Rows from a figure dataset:
+ + + + + + +

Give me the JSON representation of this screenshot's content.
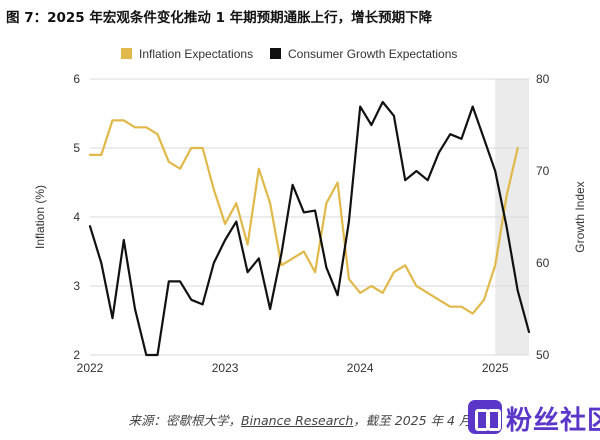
{
  "figure": {
    "title": "图 7：2025 年宏观条件变化推动 1 年期预期通胀上行，增长预期下降",
    "source_prefix": "来源：密歇根大学，",
    "source_brand": "Binance Research",
    "source_suffix": "，截至 2025 年 4 月",
    "watermark": "粉丝社区"
  },
  "colors": {
    "inflation": "#E1B84A",
    "growth": "#111111",
    "shade": "#EBEBEB",
    "grid": "#D9D9D9"
  },
  "chart_data": {
    "type": "line",
    "title": "",
    "xlabel": "",
    "legend_position": "top",
    "grid": true,
    "x_ticks": [
      "2022",
      "2023",
      "2024",
      "2025"
    ],
    "shaded_region": {
      "start": "2025-01",
      "end": "2025-04"
    },
    "left_axis": {
      "label": "Inflation (%)",
      "min": 2,
      "max": 6,
      "ticks": [
        "2",
        "3",
        "4",
        "5",
        "6"
      ]
    },
    "right_axis": {
      "label": "Growth Index",
      "min": 50,
      "max": 80,
      "ticks": [
        "50",
        "60",
        "70",
        "80"
      ]
    },
    "series": [
      {
        "name": "Inflation Expectations",
        "axis": "left",
        "color": "#E1B84A",
        "points": [
          [
            "2022-01",
            4.9
          ],
          [
            "2022-02",
            4.9
          ],
          [
            "2022-03",
            5.4
          ],
          [
            "2022-04",
            5.4
          ],
          [
            "2022-05",
            5.3
          ],
          [
            "2022-06",
            5.3
          ],
          [
            "2022-07",
            5.2
          ],
          [
            "2022-08",
            4.8
          ],
          [
            "2022-09",
            4.7
          ],
          [
            "2022-10",
            5.0
          ],
          [
            "2022-11",
            5.0
          ],
          [
            "2022-12",
            4.4
          ],
          [
            "2023-01",
            3.9
          ],
          [
            "2023-02",
            4.2
          ],
          [
            "2023-03",
            3.6
          ],
          [
            "2023-04",
            4.7
          ],
          [
            "2023-05",
            4.2
          ],
          [
            "2023-06",
            3.3
          ],
          [
            "2023-07",
            3.4
          ],
          [
            "2023-08",
            3.5
          ],
          [
            "2023-09",
            3.2
          ],
          [
            "2023-10",
            4.2
          ],
          [
            "2023-11",
            4.5
          ],
          [
            "2023-12",
            3.1
          ],
          [
            "2024-01",
            2.9
          ],
          [
            "2024-02",
            3.0
          ],
          [
            "2024-03",
            2.9
          ],
          [
            "2024-04",
            3.2
          ],
          [
            "2024-05",
            3.3
          ],
          [
            "2024-06",
            3.0
          ],
          [
            "2024-07",
            2.9
          ],
          [
            "2024-08",
            2.8
          ],
          [
            "2024-09",
            2.7
          ],
          [
            "2024-10",
            2.7
          ],
          [
            "2024-11",
            2.6
          ],
          [
            "2024-12",
            2.8
          ],
          [
            "2025-01",
            3.3
          ],
          [
            "2025-02",
            4.3
          ],
          [
            "2025-03",
            5.0
          ]
        ]
      },
      {
        "name": "Consumer Growth Expectations",
        "axis": "right",
        "color": "#111111",
        "points": [
          [
            "2022-01",
            64.0
          ],
          [
            "2022-02",
            60.0
          ],
          [
            "2022-03",
            54.0
          ],
          [
            "2022-04",
            62.5
          ],
          [
            "2022-05",
            55.0
          ],
          [
            "2022-06",
            50.0
          ],
          [
            "2022-07",
            50.0
          ],
          [
            "2022-08",
            58.0
          ],
          [
            "2022-09",
            58.0
          ],
          [
            "2022-10",
            56.0
          ],
          [
            "2022-11",
            55.5
          ],
          [
            "2022-12",
            60.0
          ],
          [
            "2023-01",
            62.5
          ],
          [
            "2023-02",
            64.5
          ],
          [
            "2023-03",
            59.0
          ],
          [
            "2023-04",
            60.5
          ],
          [
            "2023-05",
            55.0
          ],
          [
            "2023-06",
            61.0
          ],
          [
            "2023-07",
            68.5
          ],
          [
            "2023-08",
            65.5
          ],
          [
            "2023-09",
            65.7
          ],
          [
            "2023-10",
            59.5
          ],
          [
            "2023-11",
            56.5
          ],
          [
            "2023-12",
            64.5
          ],
          [
            "2024-01",
            77.0
          ],
          [
            "2024-02",
            75.0
          ],
          [
            "2024-03",
            77.5
          ],
          [
            "2024-04",
            76.0
          ],
          [
            "2024-05",
            69.0
          ],
          [
            "2024-06",
            70.0
          ],
          [
            "2024-07",
            69.0
          ],
          [
            "2024-08",
            72.0
          ],
          [
            "2024-09",
            74.0
          ],
          [
            "2024-10",
            73.5
          ],
          [
            "2024-11",
            77.0
          ],
          [
            "2024-12",
            73.5
          ],
          [
            "2025-01",
            70.0
          ],
          [
            "2025-02",
            64.0
          ],
          [
            "2025-03",
            57.0
          ],
          [
            "2025-04",
            52.5
          ]
        ]
      }
    ]
  }
}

+ + + + + + +

Task to carry out - Of the lines in the material, how many contain the word "title"? Reply with the number and nothing else.

The reply - 2